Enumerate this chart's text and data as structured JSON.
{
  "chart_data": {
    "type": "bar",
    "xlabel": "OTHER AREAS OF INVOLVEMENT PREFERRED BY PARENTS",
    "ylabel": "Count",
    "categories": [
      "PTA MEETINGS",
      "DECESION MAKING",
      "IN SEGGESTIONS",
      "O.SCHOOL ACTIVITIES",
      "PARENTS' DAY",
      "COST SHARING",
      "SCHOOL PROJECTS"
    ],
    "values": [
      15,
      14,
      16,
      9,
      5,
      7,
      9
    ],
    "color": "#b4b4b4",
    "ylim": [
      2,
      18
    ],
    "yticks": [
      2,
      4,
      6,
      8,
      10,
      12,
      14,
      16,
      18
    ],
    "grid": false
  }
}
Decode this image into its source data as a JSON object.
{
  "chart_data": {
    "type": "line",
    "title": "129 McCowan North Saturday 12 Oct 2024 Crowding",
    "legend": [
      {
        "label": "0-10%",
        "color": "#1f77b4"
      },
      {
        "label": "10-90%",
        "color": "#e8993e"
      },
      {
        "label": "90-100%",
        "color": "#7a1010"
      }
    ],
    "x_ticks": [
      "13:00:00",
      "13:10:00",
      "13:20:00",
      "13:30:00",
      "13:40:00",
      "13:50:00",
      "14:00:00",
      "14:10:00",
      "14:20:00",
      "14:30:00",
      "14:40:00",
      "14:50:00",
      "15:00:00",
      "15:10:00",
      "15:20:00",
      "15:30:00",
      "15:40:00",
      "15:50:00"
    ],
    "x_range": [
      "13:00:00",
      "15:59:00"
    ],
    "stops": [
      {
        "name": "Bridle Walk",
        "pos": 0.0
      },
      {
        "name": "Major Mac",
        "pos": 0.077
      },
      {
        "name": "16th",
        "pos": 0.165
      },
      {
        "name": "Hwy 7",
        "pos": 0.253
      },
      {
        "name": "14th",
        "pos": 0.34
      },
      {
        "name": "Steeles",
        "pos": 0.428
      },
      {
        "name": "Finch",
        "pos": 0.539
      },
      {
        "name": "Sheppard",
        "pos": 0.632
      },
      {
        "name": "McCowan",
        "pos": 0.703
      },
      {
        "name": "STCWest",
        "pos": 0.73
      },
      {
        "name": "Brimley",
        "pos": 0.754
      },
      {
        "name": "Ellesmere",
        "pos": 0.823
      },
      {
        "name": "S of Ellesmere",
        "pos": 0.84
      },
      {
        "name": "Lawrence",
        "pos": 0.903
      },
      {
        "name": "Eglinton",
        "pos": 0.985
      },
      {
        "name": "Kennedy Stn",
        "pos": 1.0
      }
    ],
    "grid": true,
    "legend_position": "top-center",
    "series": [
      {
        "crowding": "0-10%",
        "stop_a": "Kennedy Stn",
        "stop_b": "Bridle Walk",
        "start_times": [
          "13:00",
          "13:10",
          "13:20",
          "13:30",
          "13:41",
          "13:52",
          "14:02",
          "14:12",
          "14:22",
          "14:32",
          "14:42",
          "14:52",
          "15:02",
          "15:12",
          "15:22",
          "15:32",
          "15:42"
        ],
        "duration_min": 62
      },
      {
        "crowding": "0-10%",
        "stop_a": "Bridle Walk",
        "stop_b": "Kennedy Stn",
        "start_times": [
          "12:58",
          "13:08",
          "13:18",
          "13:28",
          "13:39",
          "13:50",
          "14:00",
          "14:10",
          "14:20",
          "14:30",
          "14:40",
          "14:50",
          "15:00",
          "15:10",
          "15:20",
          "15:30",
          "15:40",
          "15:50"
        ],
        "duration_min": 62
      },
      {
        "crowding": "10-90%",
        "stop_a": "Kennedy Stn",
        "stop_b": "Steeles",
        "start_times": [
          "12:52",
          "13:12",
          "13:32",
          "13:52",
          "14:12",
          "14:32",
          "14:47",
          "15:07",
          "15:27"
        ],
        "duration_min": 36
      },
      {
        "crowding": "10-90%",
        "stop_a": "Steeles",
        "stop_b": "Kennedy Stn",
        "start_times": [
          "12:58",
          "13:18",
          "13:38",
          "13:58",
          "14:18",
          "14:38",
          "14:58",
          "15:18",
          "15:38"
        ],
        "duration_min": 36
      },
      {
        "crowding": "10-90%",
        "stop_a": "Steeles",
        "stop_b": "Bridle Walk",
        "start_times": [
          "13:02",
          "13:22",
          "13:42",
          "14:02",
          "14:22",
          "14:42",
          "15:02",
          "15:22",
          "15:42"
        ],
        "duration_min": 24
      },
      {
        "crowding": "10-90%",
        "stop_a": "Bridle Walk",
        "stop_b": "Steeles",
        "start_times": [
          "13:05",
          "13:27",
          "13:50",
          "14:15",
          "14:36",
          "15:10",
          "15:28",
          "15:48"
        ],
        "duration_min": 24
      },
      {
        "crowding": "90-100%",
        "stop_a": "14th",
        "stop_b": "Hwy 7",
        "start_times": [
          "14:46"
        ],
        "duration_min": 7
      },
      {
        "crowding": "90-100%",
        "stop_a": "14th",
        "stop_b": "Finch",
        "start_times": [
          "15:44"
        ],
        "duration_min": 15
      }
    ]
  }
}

▶ **Objective**
Count the lines in the entries above that include the string "color", then give only that figure.

▶ **Solved problem**
4